What is needed ▸
Gather all lines in the records below that include the word "name".

## START Data for this exercise

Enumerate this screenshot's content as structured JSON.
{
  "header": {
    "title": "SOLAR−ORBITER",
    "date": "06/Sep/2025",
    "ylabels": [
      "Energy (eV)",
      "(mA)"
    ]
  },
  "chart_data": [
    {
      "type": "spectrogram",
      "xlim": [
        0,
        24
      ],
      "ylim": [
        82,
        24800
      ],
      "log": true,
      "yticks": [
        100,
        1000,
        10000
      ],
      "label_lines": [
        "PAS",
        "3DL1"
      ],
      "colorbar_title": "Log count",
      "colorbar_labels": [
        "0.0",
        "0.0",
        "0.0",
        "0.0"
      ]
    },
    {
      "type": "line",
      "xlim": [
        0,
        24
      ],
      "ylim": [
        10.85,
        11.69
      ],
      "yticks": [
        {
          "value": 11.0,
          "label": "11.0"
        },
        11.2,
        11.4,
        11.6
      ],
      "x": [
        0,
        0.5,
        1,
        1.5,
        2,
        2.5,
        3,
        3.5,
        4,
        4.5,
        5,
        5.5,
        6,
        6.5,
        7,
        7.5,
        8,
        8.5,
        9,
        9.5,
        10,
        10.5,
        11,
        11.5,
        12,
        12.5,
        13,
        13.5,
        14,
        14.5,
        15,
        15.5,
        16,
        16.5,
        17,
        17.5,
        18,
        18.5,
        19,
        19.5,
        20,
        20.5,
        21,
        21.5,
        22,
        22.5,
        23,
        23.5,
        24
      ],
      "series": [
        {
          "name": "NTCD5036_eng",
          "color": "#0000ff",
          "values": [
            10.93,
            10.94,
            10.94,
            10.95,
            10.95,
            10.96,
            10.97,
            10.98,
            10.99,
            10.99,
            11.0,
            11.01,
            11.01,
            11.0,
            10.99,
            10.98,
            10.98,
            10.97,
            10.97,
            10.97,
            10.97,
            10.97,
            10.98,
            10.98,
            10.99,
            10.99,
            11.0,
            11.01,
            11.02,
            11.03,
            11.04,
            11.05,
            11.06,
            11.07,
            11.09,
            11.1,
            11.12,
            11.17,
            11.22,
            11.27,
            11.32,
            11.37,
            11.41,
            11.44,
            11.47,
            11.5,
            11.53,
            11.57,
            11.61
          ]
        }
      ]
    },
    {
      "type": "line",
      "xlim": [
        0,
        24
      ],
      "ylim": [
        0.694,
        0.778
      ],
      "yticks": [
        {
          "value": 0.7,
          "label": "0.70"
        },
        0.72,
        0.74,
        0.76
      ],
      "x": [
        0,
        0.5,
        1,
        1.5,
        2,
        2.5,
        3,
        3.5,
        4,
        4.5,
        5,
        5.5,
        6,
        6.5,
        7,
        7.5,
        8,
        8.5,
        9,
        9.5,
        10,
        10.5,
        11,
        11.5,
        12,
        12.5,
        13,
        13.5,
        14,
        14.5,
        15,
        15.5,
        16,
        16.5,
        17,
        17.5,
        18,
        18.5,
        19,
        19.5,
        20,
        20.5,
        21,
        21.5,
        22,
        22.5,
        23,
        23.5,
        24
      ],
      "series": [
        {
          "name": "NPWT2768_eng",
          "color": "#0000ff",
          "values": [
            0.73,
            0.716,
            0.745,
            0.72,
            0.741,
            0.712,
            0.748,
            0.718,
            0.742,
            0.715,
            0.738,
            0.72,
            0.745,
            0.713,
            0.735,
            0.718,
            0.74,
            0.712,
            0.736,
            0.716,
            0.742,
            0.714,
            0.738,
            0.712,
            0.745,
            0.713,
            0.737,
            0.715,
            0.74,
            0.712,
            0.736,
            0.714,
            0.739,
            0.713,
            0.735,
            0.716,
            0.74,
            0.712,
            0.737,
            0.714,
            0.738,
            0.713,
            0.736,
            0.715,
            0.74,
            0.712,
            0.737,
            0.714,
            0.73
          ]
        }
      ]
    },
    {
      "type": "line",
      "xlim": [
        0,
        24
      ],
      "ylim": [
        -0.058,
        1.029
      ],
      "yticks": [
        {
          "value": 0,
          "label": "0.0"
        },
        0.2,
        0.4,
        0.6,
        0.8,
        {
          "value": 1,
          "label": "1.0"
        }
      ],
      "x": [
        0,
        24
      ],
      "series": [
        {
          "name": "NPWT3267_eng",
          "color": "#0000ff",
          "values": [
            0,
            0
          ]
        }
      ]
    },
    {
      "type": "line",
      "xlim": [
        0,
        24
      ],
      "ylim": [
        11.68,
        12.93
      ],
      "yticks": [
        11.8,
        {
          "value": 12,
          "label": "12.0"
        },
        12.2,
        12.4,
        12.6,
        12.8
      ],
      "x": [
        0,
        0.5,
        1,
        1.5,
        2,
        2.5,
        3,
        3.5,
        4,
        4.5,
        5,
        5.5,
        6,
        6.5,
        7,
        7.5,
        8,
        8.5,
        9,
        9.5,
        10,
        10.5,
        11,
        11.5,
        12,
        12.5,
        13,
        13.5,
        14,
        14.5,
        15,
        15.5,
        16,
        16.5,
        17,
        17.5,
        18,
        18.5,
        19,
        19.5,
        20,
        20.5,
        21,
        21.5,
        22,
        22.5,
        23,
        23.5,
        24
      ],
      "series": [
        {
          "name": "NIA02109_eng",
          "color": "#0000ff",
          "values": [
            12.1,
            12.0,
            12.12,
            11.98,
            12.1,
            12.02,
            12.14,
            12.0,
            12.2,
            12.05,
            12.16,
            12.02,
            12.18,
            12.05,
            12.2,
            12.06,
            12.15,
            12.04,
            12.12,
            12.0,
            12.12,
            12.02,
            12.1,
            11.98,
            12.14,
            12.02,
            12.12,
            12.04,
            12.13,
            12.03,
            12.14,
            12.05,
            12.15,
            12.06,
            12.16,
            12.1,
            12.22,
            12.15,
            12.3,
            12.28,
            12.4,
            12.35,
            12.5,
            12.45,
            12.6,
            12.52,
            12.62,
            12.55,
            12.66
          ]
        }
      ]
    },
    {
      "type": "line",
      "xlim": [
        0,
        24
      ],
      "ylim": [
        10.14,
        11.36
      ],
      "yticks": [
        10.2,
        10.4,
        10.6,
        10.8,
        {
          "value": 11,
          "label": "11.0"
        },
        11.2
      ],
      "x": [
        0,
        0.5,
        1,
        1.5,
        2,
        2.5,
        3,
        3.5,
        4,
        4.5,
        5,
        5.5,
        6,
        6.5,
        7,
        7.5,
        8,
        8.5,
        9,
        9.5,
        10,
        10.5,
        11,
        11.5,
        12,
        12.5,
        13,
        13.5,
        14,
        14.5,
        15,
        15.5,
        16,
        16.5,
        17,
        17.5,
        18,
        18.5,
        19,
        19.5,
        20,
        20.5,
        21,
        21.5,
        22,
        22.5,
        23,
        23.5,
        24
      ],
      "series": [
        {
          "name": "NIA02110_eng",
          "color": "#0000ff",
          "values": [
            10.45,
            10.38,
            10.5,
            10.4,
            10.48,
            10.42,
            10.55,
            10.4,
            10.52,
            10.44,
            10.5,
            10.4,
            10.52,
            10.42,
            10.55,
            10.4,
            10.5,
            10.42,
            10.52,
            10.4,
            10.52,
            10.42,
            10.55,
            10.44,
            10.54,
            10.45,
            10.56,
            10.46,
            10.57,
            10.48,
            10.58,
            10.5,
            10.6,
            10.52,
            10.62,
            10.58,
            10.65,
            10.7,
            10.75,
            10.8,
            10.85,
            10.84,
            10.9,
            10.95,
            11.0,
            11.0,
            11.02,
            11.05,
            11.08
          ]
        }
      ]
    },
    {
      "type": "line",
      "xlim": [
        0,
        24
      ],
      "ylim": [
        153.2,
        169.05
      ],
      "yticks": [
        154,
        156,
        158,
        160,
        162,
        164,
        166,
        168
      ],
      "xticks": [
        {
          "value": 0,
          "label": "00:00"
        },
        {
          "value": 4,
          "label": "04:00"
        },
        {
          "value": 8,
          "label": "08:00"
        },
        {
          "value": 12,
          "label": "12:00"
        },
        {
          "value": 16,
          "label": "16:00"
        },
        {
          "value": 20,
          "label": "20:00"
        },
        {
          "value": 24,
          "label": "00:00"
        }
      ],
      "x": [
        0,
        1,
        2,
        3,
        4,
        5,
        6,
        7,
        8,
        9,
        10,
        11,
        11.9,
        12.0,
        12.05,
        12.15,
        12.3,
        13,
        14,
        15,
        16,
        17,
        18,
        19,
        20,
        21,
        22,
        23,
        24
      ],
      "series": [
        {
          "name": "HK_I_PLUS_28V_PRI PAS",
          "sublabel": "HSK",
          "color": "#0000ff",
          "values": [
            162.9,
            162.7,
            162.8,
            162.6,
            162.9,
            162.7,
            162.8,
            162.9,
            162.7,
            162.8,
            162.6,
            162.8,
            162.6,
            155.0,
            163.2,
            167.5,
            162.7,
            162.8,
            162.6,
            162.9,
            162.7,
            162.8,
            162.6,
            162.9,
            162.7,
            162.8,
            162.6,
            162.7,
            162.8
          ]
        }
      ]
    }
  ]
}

## END Data for this exercise

Task answer ▸
          "name": "NTCD5036_eng",
          "name": "NPWT2768_eng",
          "name": "NPWT3267_eng",
          "name": "NIA02109_eng",
          "name": "NIA02110_eng",
          "name": "HK_I_PLUS_28V_PRI PAS",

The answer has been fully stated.